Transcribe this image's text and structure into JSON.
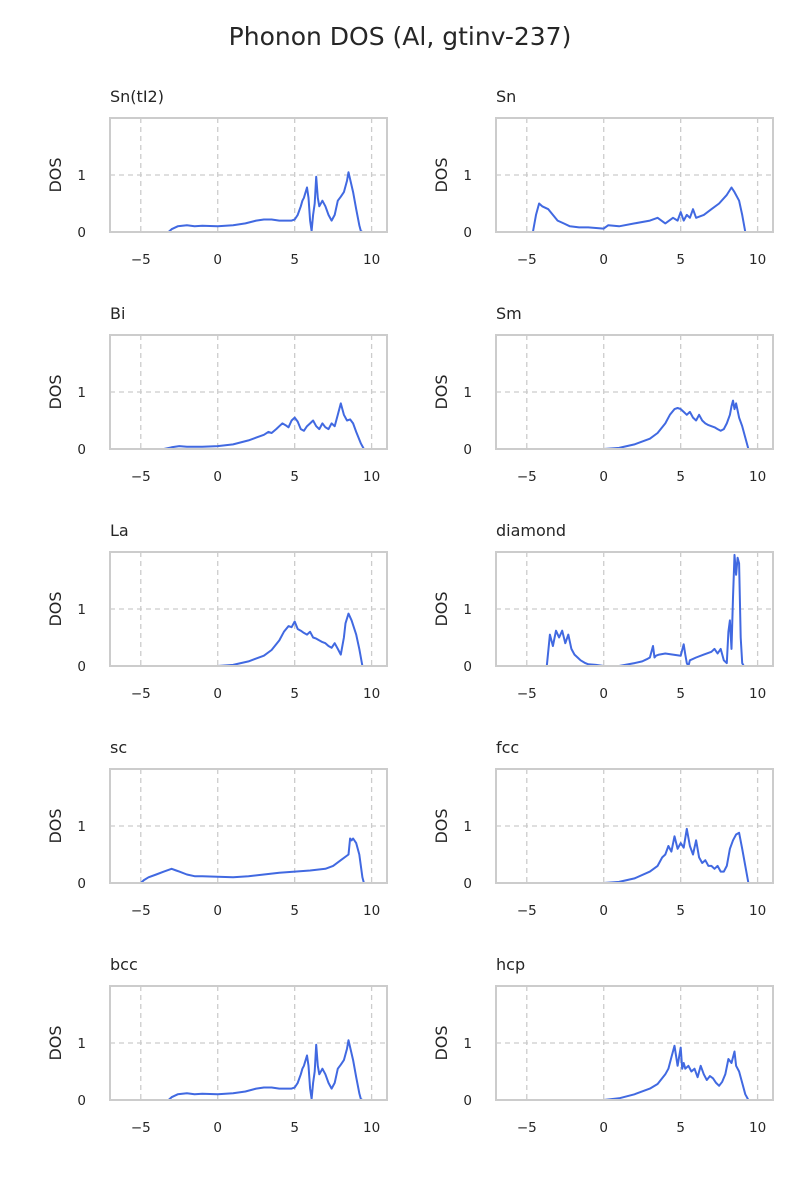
{
  "figure": {
    "title": "Phonon DOS (Al, gtinv-237)"
  },
  "style": {
    "line_color": "#4169e1"
  },
  "chart_data": [
    {
      "type": "line",
      "title": "Sn(tI2)",
      "xlabel": "",
      "ylabel": "DOS",
      "xlim": [
        -7,
        11
      ],
      "ylim": [
        0,
        2
      ],
      "xticks": [
        "−5",
        "0",
        "5",
        "10"
      ],
      "yticks": [
        "0",
        "1"
      ],
      "grid": true,
      "series": [
        {
          "x": [
            -4.5,
            -3.2,
            -3,
            -2.6,
            -2,
            -1.5,
            -1,
            0,
            1,
            1.8,
            2.5,
            3,
            3.5,
            4,
            4.5,
            4.8,
            5,
            5.2,
            5.4,
            5.5,
            5.6,
            5.8,
            5.9,
            6,
            6.1,
            6.2,
            6.3,
            6.4,
            6.5,
            6.6,
            6.8,
            7,
            7.2,
            7.4,
            7.6,
            7.8,
            8,
            8.2,
            8.4,
            8.5,
            8.8,
            9,
            9.2,
            9.3,
            9.4,
            10.5
          ],
          "y": [
            0,
            0,
            0.05,
            0.1,
            0.12,
            0.1,
            0.11,
            0.1,
            0.12,
            0.15,
            0.2,
            0.22,
            0.22,
            0.2,
            0.2,
            0.2,
            0.22,
            0.3,
            0.45,
            0.55,
            0.6,
            0.78,
            0.6,
            0.2,
            0.02,
            0.3,
            0.5,
            0.97,
            0.6,
            0.45,
            0.55,
            0.45,
            0.3,
            0.2,
            0.3,
            0.55,
            0.62,
            0.7,
            0.9,
            1.05,
            0.7,
            0.4,
            0.12,
            0.02,
            0,
            0
          ]
        }
      ]
    },
    {
      "type": "line",
      "title": "Sn",
      "xlabel": "",
      "ylabel": "DOS",
      "xlim": [
        -7,
        11
      ],
      "ylim": [
        0,
        2
      ],
      "xticks": [
        "−5",
        "0",
        "5",
        "10"
      ],
      "yticks": [
        "0",
        "1"
      ],
      "grid": true,
      "series": [
        {
          "x": [
            -5,
            -4.6,
            -4.4,
            -4.2,
            -4,
            -3.6,
            -3.3,
            -3,
            -2.6,
            -2.2,
            -1.6,
            -1,
            -0.5,
            0,
            0.3,
            1,
            2,
            3,
            3.5,
            4,
            4.5,
            4.8,
            5,
            5.2,
            5.4,
            5.6,
            5.8,
            6,
            6.5,
            7,
            7.5,
            8,
            8.3,
            8.5,
            8.8,
            9,
            9.2,
            10.5
          ],
          "y": [
            0,
            0,
            0.3,
            0.5,
            0.45,
            0.4,
            0.3,
            0.2,
            0.15,
            0.1,
            0.08,
            0.08,
            0.07,
            0.06,
            0.12,
            0.1,
            0.15,
            0.2,
            0.25,
            0.15,
            0.25,
            0.2,
            0.35,
            0.2,
            0.3,
            0.25,
            0.4,
            0.25,
            0.3,
            0.4,
            0.5,
            0.65,
            0.78,
            0.7,
            0.55,
            0.3,
            0,
            0
          ]
        }
      ]
    },
    {
      "type": "line",
      "title": "Bi",
      "xlabel": "",
      "ylabel": "DOS",
      "xlim": [
        -7,
        11
      ],
      "ylim": [
        0,
        2
      ],
      "xticks": [
        "−5",
        "0",
        "5",
        "10"
      ],
      "yticks": [
        "0",
        "1"
      ],
      "grid": true,
      "series": [
        {
          "x": [
            -4.5,
            -3.5,
            -3,
            -2.5,
            -2,
            -1,
            0,
            1,
            2,
            2.5,
            3,
            3.3,
            3.5,
            3.8,
            4,
            4.2,
            4.4,
            4.6,
            4.8,
            5,
            5.2,
            5.4,
            5.6,
            5.8,
            6,
            6.2,
            6.4,
            6.6,
            6.8,
            7,
            7.2,
            7.4,
            7.6,
            7.8,
            8,
            8.2,
            8.4,
            8.6,
            8.8,
            9,
            9.3,
            9.5,
            10.5
          ],
          "y": [
            0,
            0,
            0.03,
            0.05,
            0.04,
            0.04,
            0.05,
            0.08,
            0.15,
            0.2,
            0.25,
            0.3,
            0.28,
            0.35,
            0.4,
            0.45,
            0.42,
            0.38,
            0.5,
            0.55,
            0.48,
            0.35,
            0.32,
            0.4,
            0.45,
            0.5,
            0.4,
            0.35,
            0.45,
            0.38,
            0.35,
            0.45,
            0.4,
            0.6,
            0.8,
            0.6,
            0.5,
            0.52,
            0.45,
            0.3,
            0.1,
            0,
            0
          ]
        }
      ]
    },
    {
      "type": "line",
      "title": "Sm",
      "xlabel": "",
      "ylabel": "DOS",
      "xlim": [
        -7,
        11
      ],
      "ylim": [
        0,
        2
      ],
      "xticks": [
        "−5",
        "0",
        "5",
        "10"
      ],
      "yticks": [
        "0",
        "1"
      ],
      "grid": true,
      "series": [
        {
          "x": [
            -0.5,
            0,
            1,
            2,
            3,
            3.5,
            4,
            4.3,
            4.6,
            4.8,
            5,
            5.2,
            5.4,
            5.6,
            5.8,
            6,
            6.2,
            6.4,
            6.6,
            6.8,
            7,
            7.2,
            7.4,
            7.6,
            7.8,
            8,
            8.2,
            8.3,
            8.4,
            8.5,
            8.6,
            8.8,
            9,
            9.2,
            9.4,
            10.5
          ],
          "y": [
            0,
            0,
            0.02,
            0.08,
            0.18,
            0.28,
            0.45,
            0.6,
            0.7,
            0.72,
            0.7,
            0.65,
            0.6,
            0.65,
            0.55,
            0.5,
            0.6,
            0.5,
            0.45,
            0.42,
            0.4,
            0.38,
            0.35,
            0.32,
            0.35,
            0.45,
            0.6,
            0.75,
            0.85,
            0.7,
            0.8,
            0.55,
            0.4,
            0.2,
            0,
            0
          ]
        }
      ]
    },
    {
      "type": "line",
      "title": "La",
      "xlabel": "",
      "ylabel": "DOS",
      "xlim": [
        -7,
        11
      ],
      "ylim": [
        0,
        2
      ],
      "xticks": [
        "−5",
        "0",
        "5",
        "10"
      ],
      "yticks": [
        "0",
        "1"
      ],
      "grid": true,
      "series": [
        {
          "x": [
            -0.5,
            0,
            1,
            2,
            3,
            3.5,
            4,
            4.3,
            4.6,
            4.8,
            5,
            5.2,
            5.4,
            5.6,
            5.8,
            6,
            6.2,
            6.4,
            6.6,
            6.8,
            7,
            7.2,
            7.4,
            7.6,
            7.8,
            8,
            8.2,
            8.3,
            8.5,
            8.7,
            9,
            9.2,
            9.4,
            10.5
          ],
          "y": [
            0,
            0,
            0.02,
            0.08,
            0.18,
            0.28,
            0.45,
            0.6,
            0.7,
            0.68,
            0.78,
            0.65,
            0.62,
            0.58,
            0.55,
            0.6,
            0.5,
            0.48,
            0.45,
            0.42,
            0.4,
            0.35,
            0.32,
            0.4,
            0.3,
            0.2,
            0.5,
            0.75,
            0.92,
            0.8,
            0.55,
            0.3,
            0,
            0
          ]
        }
      ]
    },
    {
      "type": "line",
      "title": "diamond",
      "xlabel": "",
      "ylabel": "DOS",
      "xlim": [
        -7,
        11
      ],
      "ylim": [
        0,
        2
      ],
      "xticks": [
        "−5",
        "0",
        "5",
        "10"
      ],
      "yticks": [
        "0",
        "1"
      ],
      "grid": true,
      "series": [
        {
          "x": [
            -5,
            -3.7,
            -3.5,
            -3.3,
            -3.1,
            -2.9,
            -2.7,
            -2.5,
            -2.3,
            -2.1,
            -1.9,
            -1.7,
            -1.5,
            -1.2,
            -1,
            -0.5,
            0,
            1,
            2,
            2.5,
            2.8,
            3,
            3.2,
            3.3,
            3.4,
            3.6,
            4,
            4.5,
            5,
            5.2,
            5.3,
            5.4,
            5.5,
            5.6,
            6,
            6.5,
            7,
            7.2,
            7.4,
            7.6,
            7.8,
            8,
            8.1,
            8.2,
            8.3,
            8.4,
            8.5,
            8.6,
            8.7,
            8.8,
            8.9,
            9,
            9.1,
            10.5
          ],
          "y": [
            0,
            0,
            0.55,
            0.35,
            0.62,
            0.5,
            0.62,
            0.4,
            0.55,
            0.3,
            0.2,
            0.15,
            0.1,
            0.05,
            0.03,
            0.02,
            0,
            0,
            0.05,
            0.08,
            0.12,
            0.15,
            0.35,
            0.15,
            0.18,
            0.2,
            0.22,
            0.2,
            0.18,
            0.38,
            0.2,
            0.05,
            0,
            0.1,
            0.15,
            0.2,
            0.25,
            0.3,
            0.22,
            0.3,
            0.1,
            0.05,
            0.6,
            0.8,
            0.3,
            1.2,
            1.95,
            1.6,
            1.9,
            1.8,
            0.5,
            0.05,
            0,
            0
          ]
        }
      ]
    },
    {
      "type": "line",
      "title": "sc",
      "xlabel": "",
      "ylabel": "DOS",
      "xlim": [
        -7,
        11
      ],
      "ylim": [
        0,
        2
      ],
      "xticks": [
        "−5",
        "0",
        "5",
        "10"
      ],
      "yticks": [
        "0",
        "1"
      ],
      "grid": true,
      "series": [
        {
          "x": [
            -6,
            -5,
            -4.8,
            -4.5,
            -4,
            -3.5,
            -3,
            -2.7,
            -2.5,
            -2,
            -1.5,
            -1,
            0,
            1,
            2,
            3,
            4,
            5,
            6,
            7,
            7.5,
            8,
            8.5,
            8.6,
            8.7,
            8.8,
            9,
            9.2,
            9.4,
            9.5,
            10.5
          ],
          "y": [
            0,
            0,
            0.05,
            0.1,
            0.15,
            0.2,
            0.25,
            0.22,
            0.2,
            0.15,
            0.12,
            0.12,
            0.11,
            0.1,
            0.12,
            0.15,
            0.18,
            0.2,
            0.22,
            0.25,
            0.3,
            0.4,
            0.5,
            0.78,
            0.75,
            0.78,
            0.7,
            0.5,
            0.1,
            0,
            0
          ]
        }
      ]
    },
    {
      "type": "line",
      "title": "fcc",
      "xlabel": "",
      "ylabel": "DOS",
      "xlim": [
        -7,
        11
      ],
      "ylim": [
        0,
        2
      ],
      "xticks": [
        "−5",
        "0",
        "5",
        "10"
      ],
      "yticks": [
        "0",
        "1"
      ],
      "grid": true,
      "series": [
        {
          "x": [
            -0.5,
            0,
            1,
            2,
            3,
            3.5,
            3.8,
            4,
            4.2,
            4.4,
            4.6,
            4.8,
            5,
            5.2,
            5.4,
            5.6,
            5.8,
            6,
            6.2,
            6.4,
            6.6,
            6.8,
            7,
            7.2,
            7.4,
            7.6,
            7.8,
            8,
            8.2,
            8.4,
            8.6,
            8.8,
            9,
            9.2,
            9.4,
            10.5
          ],
          "y": [
            0,
            0,
            0.02,
            0.08,
            0.2,
            0.3,
            0.45,
            0.5,
            0.65,
            0.55,
            0.82,
            0.6,
            0.7,
            0.62,
            0.95,
            0.65,
            0.5,
            0.75,
            0.45,
            0.35,
            0.4,
            0.3,
            0.3,
            0.25,
            0.3,
            0.2,
            0.2,
            0.3,
            0.6,
            0.75,
            0.85,
            0.88,
            0.6,
            0.3,
            0,
            0
          ]
        }
      ]
    },
    {
      "type": "line",
      "title": "bcc",
      "xlabel": "",
      "ylabel": "DOS",
      "xlim": [
        -7,
        11
      ],
      "ylim": [
        0,
        2
      ],
      "xticks": [
        "−5",
        "0",
        "5",
        "10"
      ],
      "yticks": [
        "0",
        "1"
      ],
      "grid": true,
      "series": [
        {
          "x": [
            -4.5,
            -3.2,
            -3,
            -2.6,
            -2,
            -1.5,
            -1,
            0,
            1,
            1.8,
            2.5,
            3,
            3.5,
            4,
            4.5,
            4.8,
            5,
            5.2,
            5.4,
            5.5,
            5.6,
            5.8,
            5.9,
            6,
            6.1,
            6.2,
            6.3,
            6.4,
            6.5,
            6.6,
            6.8,
            7,
            7.2,
            7.4,
            7.6,
            7.8,
            8,
            8.2,
            8.4,
            8.5,
            8.8,
            9,
            9.2,
            9.3,
            9.4,
            10.5
          ],
          "y": [
            0,
            0,
            0.05,
            0.1,
            0.12,
            0.1,
            0.11,
            0.1,
            0.12,
            0.15,
            0.2,
            0.22,
            0.22,
            0.2,
            0.2,
            0.2,
            0.22,
            0.3,
            0.45,
            0.55,
            0.6,
            0.78,
            0.6,
            0.2,
            0.02,
            0.3,
            0.5,
            0.97,
            0.6,
            0.45,
            0.55,
            0.45,
            0.3,
            0.2,
            0.3,
            0.55,
            0.62,
            0.7,
            0.9,
            1.05,
            0.7,
            0.4,
            0.12,
            0.02,
            0,
            0
          ]
        }
      ]
    },
    {
      "type": "line",
      "title": "hcp",
      "xlabel": "",
      "ylabel": "DOS",
      "xlim": [
        -7,
        11
      ],
      "ylim": [
        0,
        2
      ],
      "xticks": [
        "−5",
        "0",
        "5",
        "10"
      ],
      "yticks": [
        "0",
        "1"
      ],
      "grid": true,
      "series": [
        {
          "x": [
            -0.5,
            0,
            1,
            2,
            3,
            3.5,
            4,
            4.2,
            4.4,
            4.6,
            4.8,
            5,
            5.1,
            5.2,
            5.3,
            5.5,
            5.7,
            5.9,
            6.1,
            6.3,
            6.5,
            6.7,
            6.9,
            7.1,
            7.3,
            7.5,
            7.7,
            7.9,
            8.1,
            8.3,
            8.5,
            8.6,
            8.8,
            9,
            9.2,
            9.4,
            10.5
          ],
          "y": [
            0,
            0,
            0.03,
            0.1,
            0.2,
            0.28,
            0.45,
            0.55,
            0.75,
            0.95,
            0.6,
            0.92,
            0.55,
            0.65,
            0.55,
            0.6,
            0.5,
            0.55,
            0.4,
            0.6,
            0.45,
            0.35,
            0.42,
            0.38,
            0.3,
            0.25,
            0.32,
            0.45,
            0.72,
            0.65,
            0.85,
            0.6,
            0.5,
            0.3,
            0.1,
            0,
            0
          ]
        }
      ]
    }
  ]
}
———
List all lines above in which the string "title" appears.

    "title": "Phonon DOS (Al, gtinv-237)"
      "title": "Sn(tI2)",
      "title": "Sn",
      "title": "Bi",
      "title": "Sm",
      "title": "La",
      "title": "diamond",
      "title": "sc",
      "title": "fcc",
      "title": "bcc",
      "title": "hcp",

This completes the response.